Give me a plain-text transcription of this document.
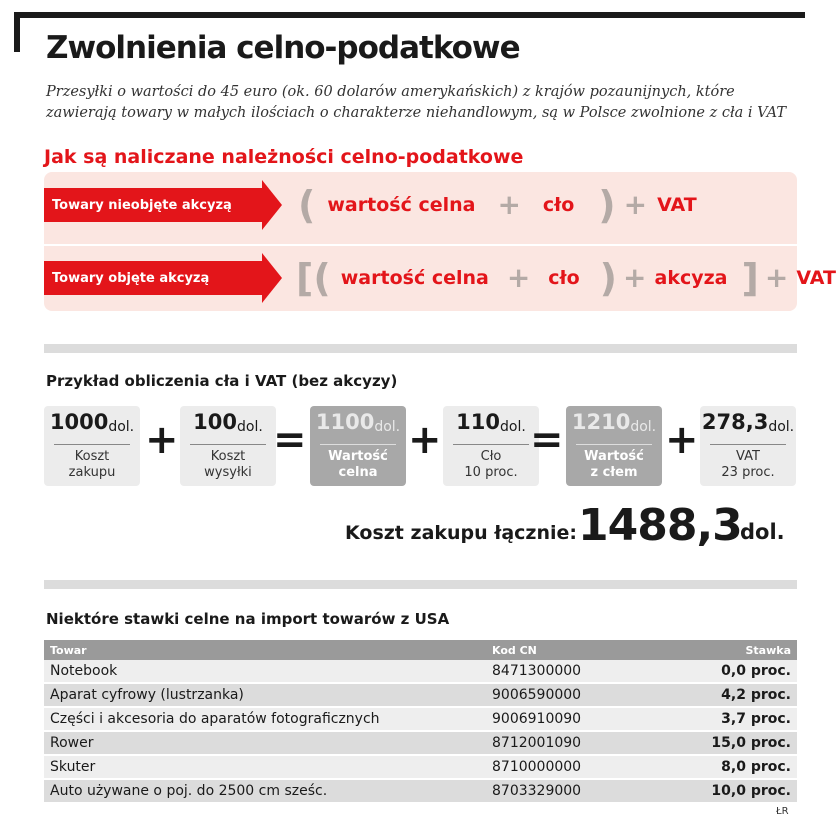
Zwolnienia celno-podatkowe
Przesyłki o wartości do 45 euro (ok. 60 dolarów amerykańskich) z krajów pozaunijnych, które zawierają towary w małych ilościach o charakterze niehandlowym, są w Polsce zwolnione z cła i VAT
Jak są naliczane należności celno-podatkowe
Towary nieobjęte akcyzą	( wartość celna + cło ) + VAT
Towary objęte akcyzą	[ ( wartość celna + cło ) + akcyza ] + VAT
Przykład obliczenia cła i VAT (bez akcyzy)
$1000_{dol.}$
Koszt
zakupu
+ $100_{dol.}$
Koszt
wysyłki
= $1100_{dol.}$
Wartość
celna
+ $110_{dol.}$
Cło
10 proc.
= $1210_{dol.}$
Wartość
z cłem
+ $278,3_{dol.}$
VAT
23 proc.
Koszt zakupu łącznie: 1488,3
dol.
Niektóre stawki celne na import towarów z USA
Towar	Kod CN	Stawka
Notebook	8471300000	0,0 proc.
Aparat cyfrowy (lustrzanka)	9006590000	4,2 proc.
Części i akcesoria do aparatów fotograficznych	9006910090	3,7 proc.
Rower	8712001090	15,0 proc.
Skuter	8710000000	8,0 proc.
Auto używane o poj. do 2500 cm sześc.	8703329000	10,0 proc.
ŁR
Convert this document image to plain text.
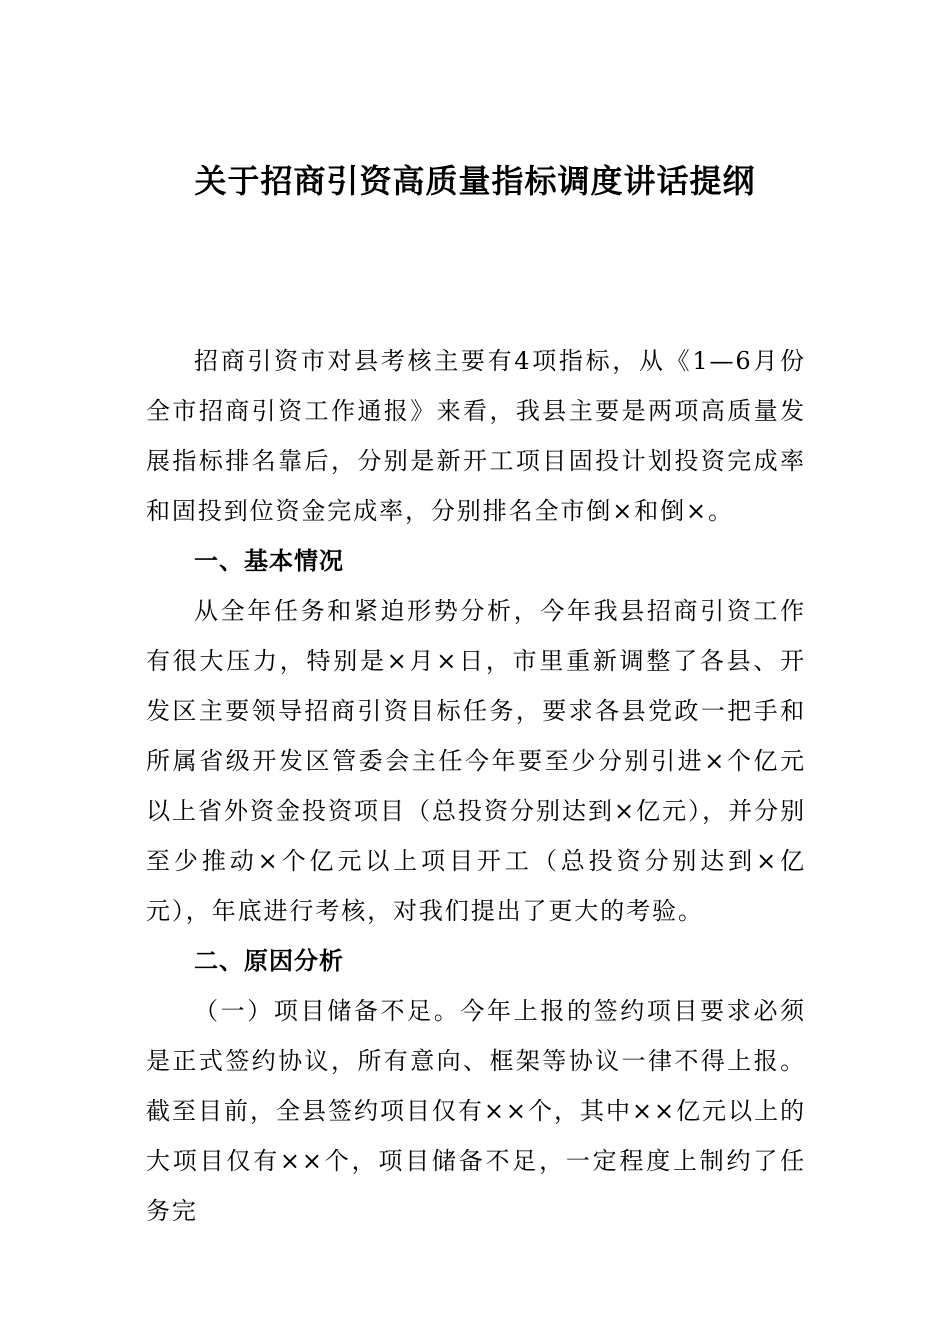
关于招商引资高质量指标调度讲话提纲

招商引资市对县考核主要有4项指标，从《1—6月份全市招商引资工作通报》来看，我县主要是两项高质量发展指标排名靠后，分别是新开工项目固投计划投资完成率和固投到位资金完成率，分别排名全市倒×和倒×。

一、基本情况

从全年任务和紧迫形势分析，今年我县招商引资工作有很大压力，特别是×月×日，市里重新调整了各县、开发区主要领导招商引资目标任务，要求各县党政一把手和所属省级开发区管委会主任今年要至少分别引进×个亿元以上省外资金投资项目（总投资分别达到×亿元），并分别至少推动×个亿元以上项目开工（总投资分别达到×亿元），年底进行考核，对我们提出了更大的考验。

二、原因分析

（一）项目储备不足。今年上报的签约项目要求必须是正式签约协议，所有意向、框架等协议一律不得上报。截至目前，全县签约项目仅有××个，其中××亿元以上的大项目仅有××个，项目储备不足，一定程度上制约了任务完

══════════════════════════════

Exercise directions
Take only the line containing "Convert this document image to plain text." and every line after it to the end of the entries, and copy them exactly, pictures excluded.

Response to this exercise
Convert this document image to plain text.
关于招商引资高质量指标调度讲话提纲

招商引资市对县考核主要有4项指标，从《1—6月份全市招商引资工作通报》来看，我县主要是两项高质量发展指标排名靠后，分别是新开工项目固投计划投资完成率和固投到位资金完成率，分别排名全市倒×和倒×。

一、基本情况

从全年任务和紧迫形势分析，今年我县招商引资工作有很大压力，特别是×月×日，市里重新调整了各县、开发区主要领导招商引资目标任务，要求各县党政一把手和所属省级开发区管委会主任今年要至少分别引进×个亿元以上省外资金投资项目（总投资分别达到×亿元），并分别至少推动×个亿元以上项目开工（总投资分别达到×亿元），年底进行考核，对我们提出了更大的考验。

二、原因分析

（一）项目储备不足。今年上报的签约项目要求必须是正式签约协议，所有意向、框架等协议一律不得上报。截至目前，全县签约项目仅有××个，其中××亿元以上的大项目仅有××个，项目储备不足，一定程度上制约了任务完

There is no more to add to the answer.